▶ What needs to be done
Transcribe every line of the records verbatim.

▶ Given data

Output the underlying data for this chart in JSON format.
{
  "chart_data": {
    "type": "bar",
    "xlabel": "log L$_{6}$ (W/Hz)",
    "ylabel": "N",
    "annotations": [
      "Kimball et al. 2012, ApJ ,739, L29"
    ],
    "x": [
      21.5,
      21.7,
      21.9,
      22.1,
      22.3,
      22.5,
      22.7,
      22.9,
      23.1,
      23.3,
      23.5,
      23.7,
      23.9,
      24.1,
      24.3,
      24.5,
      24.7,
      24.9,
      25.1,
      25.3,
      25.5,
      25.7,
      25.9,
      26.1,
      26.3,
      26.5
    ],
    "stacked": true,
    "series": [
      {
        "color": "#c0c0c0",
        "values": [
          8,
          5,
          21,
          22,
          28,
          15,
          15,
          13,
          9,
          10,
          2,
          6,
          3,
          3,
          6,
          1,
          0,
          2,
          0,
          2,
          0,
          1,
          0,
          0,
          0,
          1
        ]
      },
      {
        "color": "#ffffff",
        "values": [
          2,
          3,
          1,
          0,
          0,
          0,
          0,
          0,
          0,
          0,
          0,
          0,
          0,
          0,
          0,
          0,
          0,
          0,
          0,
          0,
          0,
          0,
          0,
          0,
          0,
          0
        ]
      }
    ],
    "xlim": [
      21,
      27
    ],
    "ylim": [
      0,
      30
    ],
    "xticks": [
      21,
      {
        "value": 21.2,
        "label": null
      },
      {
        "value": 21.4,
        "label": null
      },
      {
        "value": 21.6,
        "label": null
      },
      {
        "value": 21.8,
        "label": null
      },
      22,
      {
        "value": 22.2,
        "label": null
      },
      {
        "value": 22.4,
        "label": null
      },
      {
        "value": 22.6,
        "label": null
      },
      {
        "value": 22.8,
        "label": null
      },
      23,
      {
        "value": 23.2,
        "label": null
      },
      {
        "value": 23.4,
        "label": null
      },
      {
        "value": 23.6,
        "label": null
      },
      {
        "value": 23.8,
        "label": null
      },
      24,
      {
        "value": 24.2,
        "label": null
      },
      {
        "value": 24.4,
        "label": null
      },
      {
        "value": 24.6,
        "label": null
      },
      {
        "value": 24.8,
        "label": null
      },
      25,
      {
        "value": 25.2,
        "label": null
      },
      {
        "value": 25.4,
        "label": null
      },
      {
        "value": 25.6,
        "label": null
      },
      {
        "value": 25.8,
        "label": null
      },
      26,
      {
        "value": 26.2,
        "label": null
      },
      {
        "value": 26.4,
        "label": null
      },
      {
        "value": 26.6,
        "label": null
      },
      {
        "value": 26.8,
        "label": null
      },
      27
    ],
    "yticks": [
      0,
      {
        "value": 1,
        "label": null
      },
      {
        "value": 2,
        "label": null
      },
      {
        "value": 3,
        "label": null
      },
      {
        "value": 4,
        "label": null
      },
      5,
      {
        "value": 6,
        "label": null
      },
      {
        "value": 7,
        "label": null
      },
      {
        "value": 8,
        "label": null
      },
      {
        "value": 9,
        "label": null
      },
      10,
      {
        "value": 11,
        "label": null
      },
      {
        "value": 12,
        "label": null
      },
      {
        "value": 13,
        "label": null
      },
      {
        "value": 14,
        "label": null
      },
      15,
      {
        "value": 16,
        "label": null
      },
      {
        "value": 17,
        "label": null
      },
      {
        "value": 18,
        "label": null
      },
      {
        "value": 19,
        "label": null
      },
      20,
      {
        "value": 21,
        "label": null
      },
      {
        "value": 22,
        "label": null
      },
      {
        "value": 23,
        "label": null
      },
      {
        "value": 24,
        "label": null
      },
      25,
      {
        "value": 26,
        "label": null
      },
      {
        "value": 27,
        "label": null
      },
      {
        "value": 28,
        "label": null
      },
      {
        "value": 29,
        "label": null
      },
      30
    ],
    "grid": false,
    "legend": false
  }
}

▶ In response
Output the underlying data for this chart in JSON format.
{
  "chart_data": {
    "type": "bar",
    "xlabel": "log L$_{6}$ (W/Hz)",
    "ylabel": "N",
    "annotations": [
      "Kimball et al. 2012, ApJ ,739, L29"
    ],
    "x": [
      21.5,
      21.7,
      21.9,
      22.1,
      22.3,
      22.5,
      22.7,
      22.9,
      23.1,
      23.3,
      23.5,
      23.7,
      23.9,
      24.1,
      24.3,
      24.5,
      24.7,
      24.9,
      25.1,
      25.3,
      25.5,
      25.7,
      25.9,
      26.1,
      26.3,
      26.5
    ],
    "stacked": true,
    "series": [
      {
        "color": "#c0c0c0",
        "values": [
          8,
          5,
          21,
          22,
          28,
          15,
          15,
          13,
          9,
          10,
          2,
          6,
          3,
          3,
          6,
          1,
          0,
          2,
          0,
          2,
          0,
          1,
          0,
          0,
          0,
          1
        ]
      },
      {
        "color": "#ffffff",
        "values": [
          2,
          3,
          1,
          0,
          0,
          0,
          0,
          0,
          0,
          0,
          0,
          0,
          0,
          0,
          0,
          0,
          0,
          0,
          0,
          0,
          0,
          0,
          0,
          0,
          0,
          0
        ]
      }
    ],
    "xlim": [
      21,
      27
    ],
    "ylim": [
      0,
      30
    ],
    "xticks": [
      21,
      {
        "value": 21.2,
        "label": null
      },
      {
        "value": 21.4,
        "label": null
      },
      {
        "value": 21.6,
        "label": null
      },
      {
        "value": 21.8,
        "label": null
      },
      22,
      {
        "value": 22.2,
        "label": null
      },
      {
        "value": 22.4,
        "label": null
      },
      {
        "value": 22.6,
        "label": null
      },
      {
        "value": 22.8,
        "label": null
      },
      23,
      {
        "value": 23.2,
        "label": null
      },
      {
        "value": 23.4,
        "label": null
      },
      {
        "value": 23.6,
        "label": null
      },
      {
        "value": 23.8,
        "label": null
      },
      24,
      {
        "value": 24.2,
        "label": null
      },
      {
        "value": 24.4,
        "label": null
      },
      {
        "value": 24.6,
        "label": null
      },
      {
        "value": 24.8,
        "label": null
      },
      25,
      {
        "value": 25.2,
        "label": null
      },
      {
        "value": 25.4,
        "label": null
      },
      {
        "value": 25.6,
        "label": null
      },
      {
        "value": 25.8,
        "label": null
      },
      26,
      {
        "value": 26.2,
        "label": null
      },
      {
        "value": 26.4,
        "label": null
      },
      {
        "value": 26.6,
        "label": null
      },
      {
        "value": 26.8,
        "label": null
      },
      27
    ],
    "yticks": [
      0,
      {
        "value": 1,
        "label": null
      },
      {
        "value": 2,
        "label": null
      },
      {
        "value": 3,
        "label": null
      },
      {
        "value": 4,
        "label": null
      },
      5,
      {
        "value": 6,
        "label": null
      },
      {
        "value": 7,
        "label": null
      },
      {
        "value": 8,
        "label": null
      },
      {
        "value": 9,
        "label": null
      },
      10,
      {
        "value": 11,
        "label": null
      },
      {
        "value": 12,
        "label": null
      },
      {
        "value": 13,
        "label": null
      },
      {
        "value": 14,
        "label": null
      },
      15,
      {
        "value": 16,
        "label": null
      },
      {
        "value": 17,
        "label": null
      },
      {
        "value": 18,
        "label": null
      },
      {
        "value": 19,
        "label": null
      },
      20,
      {
        "value": 21,
        "label": null
      },
      {
        "value": 22,
        "label": null
      },
      {
        "value": 23,
        "label": null
      },
      {
        "value": 24,
        "label": null
      },
      25,
      {
        "value": 26,
        "label": null
      },
      {
        "value": 27,
        "label": null
      },
      {
        "value": 28,
        "label": null
      },
      {
        "value": 29,
        "label": null
      },
      30
    ],
    "grid": false,
    "legend": false
  }
}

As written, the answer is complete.